(REQUIREMENT):
Count the lines below that contain the word "configuration" and give only the number.
::::::::
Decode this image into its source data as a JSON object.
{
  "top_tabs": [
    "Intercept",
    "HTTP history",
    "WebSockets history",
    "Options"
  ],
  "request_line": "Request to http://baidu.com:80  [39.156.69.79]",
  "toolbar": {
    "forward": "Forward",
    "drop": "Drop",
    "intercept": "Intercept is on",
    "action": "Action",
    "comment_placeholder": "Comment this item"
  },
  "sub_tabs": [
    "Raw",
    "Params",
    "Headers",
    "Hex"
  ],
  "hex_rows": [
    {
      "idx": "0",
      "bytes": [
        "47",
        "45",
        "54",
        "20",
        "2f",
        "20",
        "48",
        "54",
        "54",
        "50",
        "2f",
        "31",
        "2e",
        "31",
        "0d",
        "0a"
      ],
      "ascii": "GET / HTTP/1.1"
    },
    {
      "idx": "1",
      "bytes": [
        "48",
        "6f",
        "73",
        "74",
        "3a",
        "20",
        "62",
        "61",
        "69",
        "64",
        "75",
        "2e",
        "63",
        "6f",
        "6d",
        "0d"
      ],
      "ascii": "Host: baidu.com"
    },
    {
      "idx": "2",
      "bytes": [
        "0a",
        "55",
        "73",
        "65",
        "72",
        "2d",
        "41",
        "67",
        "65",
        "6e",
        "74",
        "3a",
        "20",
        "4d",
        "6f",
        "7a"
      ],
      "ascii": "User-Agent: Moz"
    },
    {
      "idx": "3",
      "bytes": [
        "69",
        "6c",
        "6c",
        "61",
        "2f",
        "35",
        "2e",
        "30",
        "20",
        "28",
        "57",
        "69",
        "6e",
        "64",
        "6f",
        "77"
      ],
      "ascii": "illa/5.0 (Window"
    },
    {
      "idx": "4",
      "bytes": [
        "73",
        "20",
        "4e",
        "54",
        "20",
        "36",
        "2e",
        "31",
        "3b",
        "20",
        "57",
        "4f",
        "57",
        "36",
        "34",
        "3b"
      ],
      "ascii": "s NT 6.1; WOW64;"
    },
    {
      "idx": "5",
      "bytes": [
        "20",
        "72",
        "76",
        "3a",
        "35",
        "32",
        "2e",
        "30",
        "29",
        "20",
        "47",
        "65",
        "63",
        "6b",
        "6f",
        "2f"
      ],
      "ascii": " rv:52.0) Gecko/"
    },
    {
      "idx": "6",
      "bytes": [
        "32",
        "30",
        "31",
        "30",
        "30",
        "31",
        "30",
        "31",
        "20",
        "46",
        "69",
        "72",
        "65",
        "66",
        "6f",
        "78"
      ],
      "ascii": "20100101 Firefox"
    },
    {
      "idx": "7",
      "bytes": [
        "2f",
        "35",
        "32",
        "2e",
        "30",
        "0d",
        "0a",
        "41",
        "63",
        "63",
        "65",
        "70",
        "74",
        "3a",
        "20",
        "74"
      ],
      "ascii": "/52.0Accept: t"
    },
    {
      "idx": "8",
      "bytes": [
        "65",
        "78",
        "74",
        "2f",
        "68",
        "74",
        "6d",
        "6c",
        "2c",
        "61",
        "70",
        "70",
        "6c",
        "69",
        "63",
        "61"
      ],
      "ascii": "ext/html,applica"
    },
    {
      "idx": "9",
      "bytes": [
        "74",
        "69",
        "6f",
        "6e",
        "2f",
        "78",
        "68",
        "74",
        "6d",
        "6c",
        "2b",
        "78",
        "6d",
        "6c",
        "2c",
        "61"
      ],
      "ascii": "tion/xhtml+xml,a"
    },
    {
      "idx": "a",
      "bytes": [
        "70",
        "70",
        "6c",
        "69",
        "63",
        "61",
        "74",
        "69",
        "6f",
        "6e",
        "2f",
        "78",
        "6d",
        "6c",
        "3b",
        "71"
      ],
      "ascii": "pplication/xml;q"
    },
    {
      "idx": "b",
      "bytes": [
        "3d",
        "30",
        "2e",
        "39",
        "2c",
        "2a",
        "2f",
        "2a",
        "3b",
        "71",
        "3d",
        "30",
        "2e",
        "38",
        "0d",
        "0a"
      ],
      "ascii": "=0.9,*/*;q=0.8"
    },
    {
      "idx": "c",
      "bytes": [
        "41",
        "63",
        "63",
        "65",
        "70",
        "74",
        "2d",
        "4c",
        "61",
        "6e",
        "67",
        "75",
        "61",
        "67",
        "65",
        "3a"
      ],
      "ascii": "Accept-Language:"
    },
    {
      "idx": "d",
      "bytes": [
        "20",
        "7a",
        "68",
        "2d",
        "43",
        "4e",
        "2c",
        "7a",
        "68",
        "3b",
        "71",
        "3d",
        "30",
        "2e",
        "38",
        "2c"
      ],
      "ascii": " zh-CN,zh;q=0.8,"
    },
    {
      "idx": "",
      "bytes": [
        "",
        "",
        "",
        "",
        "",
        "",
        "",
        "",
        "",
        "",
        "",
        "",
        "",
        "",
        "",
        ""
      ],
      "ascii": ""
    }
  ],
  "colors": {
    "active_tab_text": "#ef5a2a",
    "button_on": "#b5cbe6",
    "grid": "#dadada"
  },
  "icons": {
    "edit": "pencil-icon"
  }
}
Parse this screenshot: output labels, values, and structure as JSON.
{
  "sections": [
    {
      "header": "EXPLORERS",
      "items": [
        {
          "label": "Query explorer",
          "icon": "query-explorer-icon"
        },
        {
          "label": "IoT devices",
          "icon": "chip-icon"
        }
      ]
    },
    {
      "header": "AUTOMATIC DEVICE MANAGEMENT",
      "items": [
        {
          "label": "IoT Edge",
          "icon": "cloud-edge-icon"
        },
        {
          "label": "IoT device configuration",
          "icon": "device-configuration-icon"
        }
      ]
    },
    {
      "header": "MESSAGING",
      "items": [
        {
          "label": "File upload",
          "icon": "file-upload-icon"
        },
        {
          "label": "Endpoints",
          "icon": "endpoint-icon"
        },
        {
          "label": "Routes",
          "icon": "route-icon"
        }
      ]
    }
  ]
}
::::::::
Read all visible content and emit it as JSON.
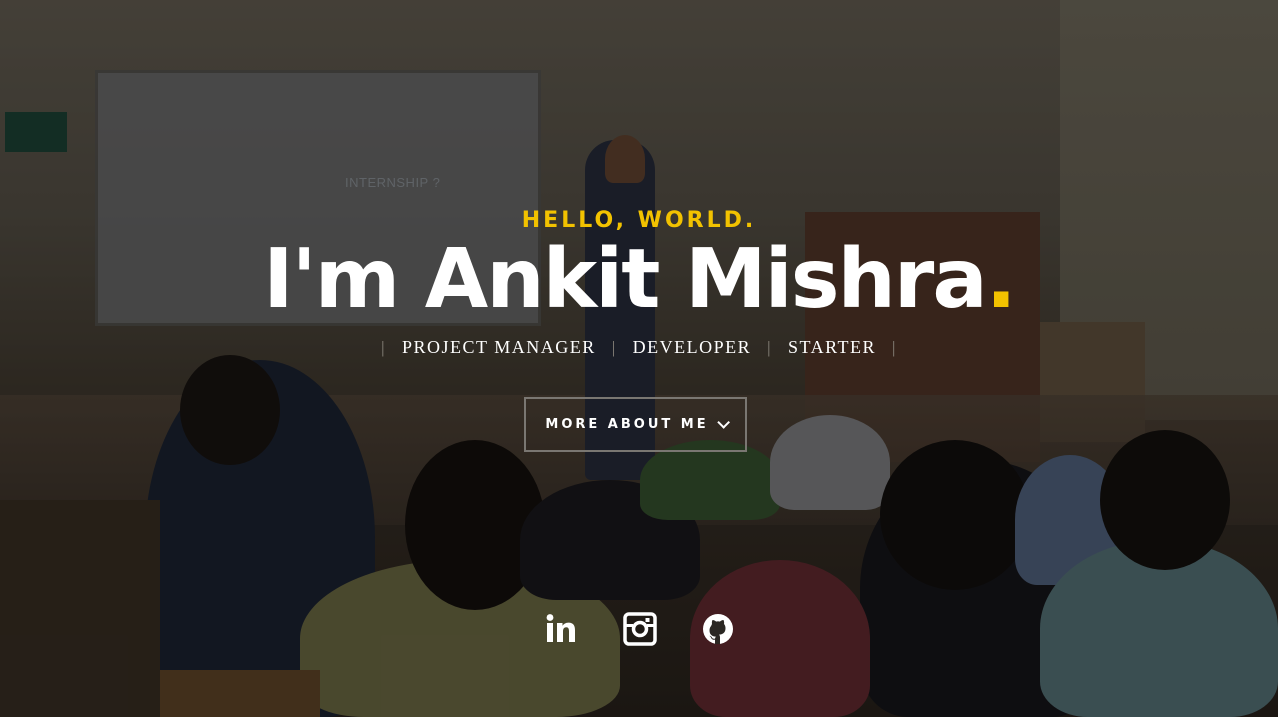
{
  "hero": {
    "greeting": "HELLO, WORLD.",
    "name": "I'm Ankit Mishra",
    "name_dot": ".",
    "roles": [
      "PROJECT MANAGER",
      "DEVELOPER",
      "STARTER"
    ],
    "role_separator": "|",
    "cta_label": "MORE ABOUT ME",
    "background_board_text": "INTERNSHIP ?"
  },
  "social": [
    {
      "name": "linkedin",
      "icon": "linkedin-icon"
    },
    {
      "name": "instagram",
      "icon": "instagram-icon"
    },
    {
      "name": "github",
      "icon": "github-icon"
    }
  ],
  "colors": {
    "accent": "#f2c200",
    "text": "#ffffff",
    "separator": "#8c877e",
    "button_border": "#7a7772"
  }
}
::::::::
(ANSWER):
2